>> Begin The data
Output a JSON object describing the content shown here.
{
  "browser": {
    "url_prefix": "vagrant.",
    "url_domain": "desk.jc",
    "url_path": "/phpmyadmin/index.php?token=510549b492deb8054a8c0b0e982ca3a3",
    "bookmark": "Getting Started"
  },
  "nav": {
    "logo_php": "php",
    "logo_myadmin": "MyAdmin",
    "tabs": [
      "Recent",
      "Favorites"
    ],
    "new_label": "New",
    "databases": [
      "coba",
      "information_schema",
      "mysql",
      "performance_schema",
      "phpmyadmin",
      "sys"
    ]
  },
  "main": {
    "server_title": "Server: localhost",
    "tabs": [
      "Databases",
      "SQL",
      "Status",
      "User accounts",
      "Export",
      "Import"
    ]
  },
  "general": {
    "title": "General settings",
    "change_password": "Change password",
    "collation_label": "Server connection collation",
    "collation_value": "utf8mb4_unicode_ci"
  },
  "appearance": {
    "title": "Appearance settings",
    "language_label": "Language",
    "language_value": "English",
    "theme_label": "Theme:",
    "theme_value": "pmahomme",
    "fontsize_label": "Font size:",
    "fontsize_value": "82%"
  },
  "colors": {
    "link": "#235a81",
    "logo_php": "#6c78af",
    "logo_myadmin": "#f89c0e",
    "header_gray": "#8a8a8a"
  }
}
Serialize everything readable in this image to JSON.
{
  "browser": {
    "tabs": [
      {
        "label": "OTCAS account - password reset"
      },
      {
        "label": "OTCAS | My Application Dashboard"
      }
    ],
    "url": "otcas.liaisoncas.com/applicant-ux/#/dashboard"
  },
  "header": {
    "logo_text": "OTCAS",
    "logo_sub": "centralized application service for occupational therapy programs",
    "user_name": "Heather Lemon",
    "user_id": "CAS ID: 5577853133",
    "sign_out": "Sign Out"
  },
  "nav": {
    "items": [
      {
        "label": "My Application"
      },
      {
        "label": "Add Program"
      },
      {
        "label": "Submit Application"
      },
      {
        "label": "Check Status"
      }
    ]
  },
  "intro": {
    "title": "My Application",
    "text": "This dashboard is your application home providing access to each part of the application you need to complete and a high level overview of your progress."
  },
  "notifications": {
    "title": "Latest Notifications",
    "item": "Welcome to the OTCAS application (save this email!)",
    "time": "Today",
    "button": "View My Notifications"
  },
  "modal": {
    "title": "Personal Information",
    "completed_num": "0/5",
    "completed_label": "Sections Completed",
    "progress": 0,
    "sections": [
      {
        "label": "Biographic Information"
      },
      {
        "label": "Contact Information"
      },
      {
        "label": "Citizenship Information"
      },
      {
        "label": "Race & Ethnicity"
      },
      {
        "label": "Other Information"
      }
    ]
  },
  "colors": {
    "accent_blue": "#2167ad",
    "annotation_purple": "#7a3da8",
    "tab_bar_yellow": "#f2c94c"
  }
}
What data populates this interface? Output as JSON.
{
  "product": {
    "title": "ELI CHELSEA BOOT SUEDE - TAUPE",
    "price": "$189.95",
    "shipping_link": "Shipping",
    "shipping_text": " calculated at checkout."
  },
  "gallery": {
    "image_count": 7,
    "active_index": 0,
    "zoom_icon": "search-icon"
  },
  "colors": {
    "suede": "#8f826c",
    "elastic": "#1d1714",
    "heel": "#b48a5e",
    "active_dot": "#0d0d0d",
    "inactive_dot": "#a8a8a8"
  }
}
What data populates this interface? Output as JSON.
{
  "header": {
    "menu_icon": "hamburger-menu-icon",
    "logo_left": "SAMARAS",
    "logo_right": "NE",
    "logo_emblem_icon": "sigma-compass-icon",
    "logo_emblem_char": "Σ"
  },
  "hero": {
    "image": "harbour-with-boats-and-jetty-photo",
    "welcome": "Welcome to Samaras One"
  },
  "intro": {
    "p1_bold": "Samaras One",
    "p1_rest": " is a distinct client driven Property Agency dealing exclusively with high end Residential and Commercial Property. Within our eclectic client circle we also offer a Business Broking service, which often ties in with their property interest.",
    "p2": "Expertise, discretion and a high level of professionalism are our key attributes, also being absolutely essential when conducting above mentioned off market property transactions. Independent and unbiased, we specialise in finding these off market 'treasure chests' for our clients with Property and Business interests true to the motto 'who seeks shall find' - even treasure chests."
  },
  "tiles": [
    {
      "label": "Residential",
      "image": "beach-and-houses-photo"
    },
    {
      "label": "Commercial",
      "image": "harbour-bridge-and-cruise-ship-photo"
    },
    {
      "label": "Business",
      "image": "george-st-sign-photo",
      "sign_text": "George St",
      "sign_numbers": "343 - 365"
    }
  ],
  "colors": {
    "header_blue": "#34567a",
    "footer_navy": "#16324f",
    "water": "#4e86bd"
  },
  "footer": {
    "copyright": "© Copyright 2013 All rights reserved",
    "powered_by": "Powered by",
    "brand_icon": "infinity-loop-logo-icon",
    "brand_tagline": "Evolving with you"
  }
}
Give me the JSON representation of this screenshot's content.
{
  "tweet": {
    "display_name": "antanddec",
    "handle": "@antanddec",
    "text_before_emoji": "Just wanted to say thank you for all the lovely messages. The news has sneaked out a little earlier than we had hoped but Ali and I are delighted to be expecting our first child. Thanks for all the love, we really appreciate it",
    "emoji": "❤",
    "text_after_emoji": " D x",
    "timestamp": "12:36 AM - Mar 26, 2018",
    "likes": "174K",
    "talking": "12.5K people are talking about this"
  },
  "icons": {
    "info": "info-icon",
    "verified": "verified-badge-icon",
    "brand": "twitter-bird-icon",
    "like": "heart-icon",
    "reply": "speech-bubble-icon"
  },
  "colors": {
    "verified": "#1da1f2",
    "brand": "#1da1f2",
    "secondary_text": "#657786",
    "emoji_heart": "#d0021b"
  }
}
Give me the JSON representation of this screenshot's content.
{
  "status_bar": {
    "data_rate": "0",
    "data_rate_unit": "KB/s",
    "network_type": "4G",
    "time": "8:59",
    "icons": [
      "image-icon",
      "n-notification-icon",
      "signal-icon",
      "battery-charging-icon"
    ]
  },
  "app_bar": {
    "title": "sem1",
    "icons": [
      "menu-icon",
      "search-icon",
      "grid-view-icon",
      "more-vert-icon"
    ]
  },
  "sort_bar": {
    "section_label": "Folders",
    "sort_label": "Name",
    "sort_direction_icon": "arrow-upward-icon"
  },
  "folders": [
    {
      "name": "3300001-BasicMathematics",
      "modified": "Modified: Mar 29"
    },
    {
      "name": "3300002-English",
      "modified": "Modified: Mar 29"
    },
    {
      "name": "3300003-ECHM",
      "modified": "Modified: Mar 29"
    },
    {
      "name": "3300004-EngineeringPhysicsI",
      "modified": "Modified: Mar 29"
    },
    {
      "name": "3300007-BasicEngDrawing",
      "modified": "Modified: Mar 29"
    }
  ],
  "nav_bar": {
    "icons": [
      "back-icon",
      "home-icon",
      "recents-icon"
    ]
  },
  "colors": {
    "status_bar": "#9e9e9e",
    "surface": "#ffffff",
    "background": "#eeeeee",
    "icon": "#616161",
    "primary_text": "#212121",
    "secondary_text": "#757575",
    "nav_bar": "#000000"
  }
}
>> End The data
Stated task:
Transcribe each entry precisely, missing none.

Final answer:
Output a JSON object describing the content shown here.
{
  "browser": {
    "url_prefix": "vagrant.",
    "url_domain": "desk.jc",
    "url_path": "/phpmyadmin/index.php?token=510549b492deb8054a8c0b0e982ca3a3",
    "bookmark": "Getting Started"
  },
  "nav": {
    "logo_php": "php",
    "logo_myadmin": "MyAdmin",
    "tabs": [
      "Recent",
      "Favorites"
    ],
    "new_label": "New",
    "databases": [
      "coba",
      "information_schema",
      "mysql",
      "performance_schema",
      "phpmyadmin",
      "sys"
    ]
  },
  "main": {
    "server_title": "Server: localhost",
    "tabs": [
      "Databases",
      "SQL",
      "Status",
      "User accounts",
      "Export",
      "Import"
    ]
  },
  "general": {
    "title": "General settings",
    "change_password": "Change password",
    "collation_label": "Server connection collation",
    "collation_value": "utf8mb4_unicode_ci"
  },
  "appearance": {
    "title": "Appearance settings",
    "language_label": "Language",
    "language_value": "English",
    "theme_label": "Theme:",
    "theme_value": "pmahomme",
    "fontsize_label": "Font size:",
    "fontsize_value": "82%"
  },
  "colors": {
    "link": "#235a81",
    "logo_php": "#6c78af",
    "logo_myadmin": "#f89c0e",
    "header_gray": "#8a8a8a"
  }
}
Serialize everything readable in this image to JSON.
{
  "browser": {
    "tabs": [
      {
        "label": "OTCAS account - password reset"
      },
      {
        "label": "OTCAS | My Application Dashboard"
      }
    ],
    "url": "otcas.liaisoncas.com/applicant-ux/#/dashboard"
  },
  "header": {
    "logo_text": "OTCAS",
    "logo_sub": "centralized application service for occupational therapy programs",
    "user_name": "Heather Lemon",
    "user_id": "CAS ID: 5577853133",
    "sign_out": "Sign Out"
  },
  "nav": {
    "items": [
      {
        "label": "My Application"
      },
      {
        "label": "Add Program"
      },
      {
        "label": "Submit Application"
      },
      {
        "label": "Check Status"
      }
    ]
  },
  "intro": {
    "title": "My Application",
    "text": "This dashboard is your application home providing access to each part of the application you need to complete and a high level overview of your progress."
  },
  "notifications": {
    "title": "Latest Notifications",
    "item": "Welcome to the OTCAS application (save this email!)",
    "time": "Today",
    "button": "View My Notifications"
  },
  "modal": {
    "title": "Personal Information",
    "completed_num": "0/5",
    "completed_label": "Sections Completed",
    "progress": 0,
    "sections": [
      {
        "label": "Biographic Information"
      },
      {
        "label": "Contact Information"
      },
      {
        "label": "Citizenship Information"
      },
      {
        "label": "Race & Ethnicity"
      },
      {
        "label": "Other Information"
      }
    ]
  },
  "colors": {
    "accent_blue": "#2167ad",
    "annotation_purple": "#7a3da8",
    "tab_bar_yellow": "#f2c94c"
  }
}
What data populates this interface? Output as JSON.
{
  "product": {
    "title": "ELI CHELSEA BOOT SUEDE - TAUPE",
    "price": "$189.95",
    "shipping_link": "Shipping",
    "shipping_text": " calculated at checkout."
  },
  "gallery": {
    "image_count": 7,
    "active_index": 0,
    "zoom_icon": "search-icon"
  },
  "colors": {
    "suede": "#8f826c",
    "elastic": "#1d1714",
    "heel": "#b48a5e",
    "active_dot": "#0d0d0d",
    "inactive_dot": "#a8a8a8"
  }
}
What data populates this interface? Output as JSON.
{
  "header": {
    "menu_icon": "hamburger-menu-icon",
    "logo_left": "SAMARAS",
    "logo_right": "NE",
    "logo_emblem_icon": "sigma-compass-icon",
    "logo_emblem_char": "Σ"
  },
  "hero": {
    "image": "harbour-with-boats-and-jetty-photo",
    "welcome": "Welcome to Samaras One"
  },
  "intro": {
    "p1_bold": "Samaras One",
    "p1_rest": " is a distinct client driven Property Agency dealing exclusively with high end Residential and Commercial Property. Within our eclectic client circle we also offer a Business Broking service, which often ties in with their property interest.",
    "p2": "Expertise, discretion and a high level of professionalism are our key attributes, also being absolutely essential when conducting above mentioned off market property transactions. Independent and unbiased, we specialise in finding these off market 'treasure chests' for our clients with Property and Business interests true to the motto 'who seeks shall find' - even treasure chests."
  },
  "tiles": [
    {
      "label": "Residential",
      "image": "beach-and-houses-photo"
    },
    {
      "label": "Commercial",
      "image": "harbour-bridge-and-cruise-ship-photo"
    },
    {
      "label": "Business",
      "image": "george-st-sign-photo",
      "sign_text": "George St",
      "sign_numbers": "343 - 365"
    }
  ],
  "colors": {
    "header_blue": "#34567a",
    "footer_navy": "#16324f",
    "water": "#4e86bd"
  },
  "footer": {
    "copyright": "© Copyright 2013 All rights reserved",
    "powered_by": "Powered by",
    "brand_icon": "infinity-loop-logo-icon",
    "brand_tagline": "Evolving with you"
  }
}
Give me the JSON representation of this screenshot's content.
{
  "tweet": {
    "display_name": "antanddec",
    "handle": "@antanddec",
    "text_before_emoji": "Just wanted to say thank you for all the lovely messages. The news has sneaked out a little earlier than we had hoped but Ali and I are delighted to be expecting our first child. Thanks for all the love, we really appreciate it",
    "emoji": "❤",
    "text_after_emoji": " D x",
    "timestamp": "12:36 AM - Mar 26, 2018",
    "likes": "174K",
    "talking": "12.5K people are talking about this"
  },
  "icons": {
    "info": "info-icon",
    "verified": "verified-badge-icon",
    "brand": "twitter-bird-icon",
    "like": "heart-icon",
    "reply": "speech-bubble-icon"
  },
  "colors": {
    "verified": "#1da1f2",
    "brand": "#1da1f2",
    "secondary_text": "#657786",
    "emoji_heart": "#d0021b"
  }
}
Give me the JSON representation of this screenshot's content.
{
  "status_bar": {
    "data_rate": "0",
    "data_rate_unit": "KB/s",
    "network_type": "4G",
    "time": "8:59",
    "icons": [
      "image-icon",
      "n-notification-icon",
      "signal-icon",
      "battery-charging-icon"
    ]
  },
  "app_bar": {
    "title": "sem1",
    "icons": [
      "menu-icon",
      "search-icon",
      "grid-view-icon",
      "more-vert-icon"
    ]
  },
  "sort_bar": {
    "section_label": "Folders",
    "sort_label": "Name",
    "sort_direction_icon": "arrow-upward-icon"
  },
  "folders": [
    {
      "name": "3300001-BasicMathematics",
      "modified": "Modified: Mar 29"
    },
    {
      "name": "3300002-English",
      "modified": "Modified: Mar 29"
    },
    {
      "name": "3300003-ECHM",
      "modified": "Modified: Mar 29"
    },
    {
      "name": "3300004-EngineeringPhysicsI",
      "modified": "Modified: Mar 29"
    },
    {
      "name": "3300007-BasicEngDrawing",
      "modified": "Modified: Mar 29"
    }
  ],
  "nav_bar": {
    "icons": [
      "back-icon",
      "home-icon",
      "recents-icon"
    ]
  },
  "colors": {
    "status_bar": "#9e9e9e",
    "surface": "#ffffff",
    "background": "#eeeeee",
    "icon": "#616161",
    "primary_text": "#212121",
    "secondary_text": "#757575",
    "nav_bar": "#000000"
  }
}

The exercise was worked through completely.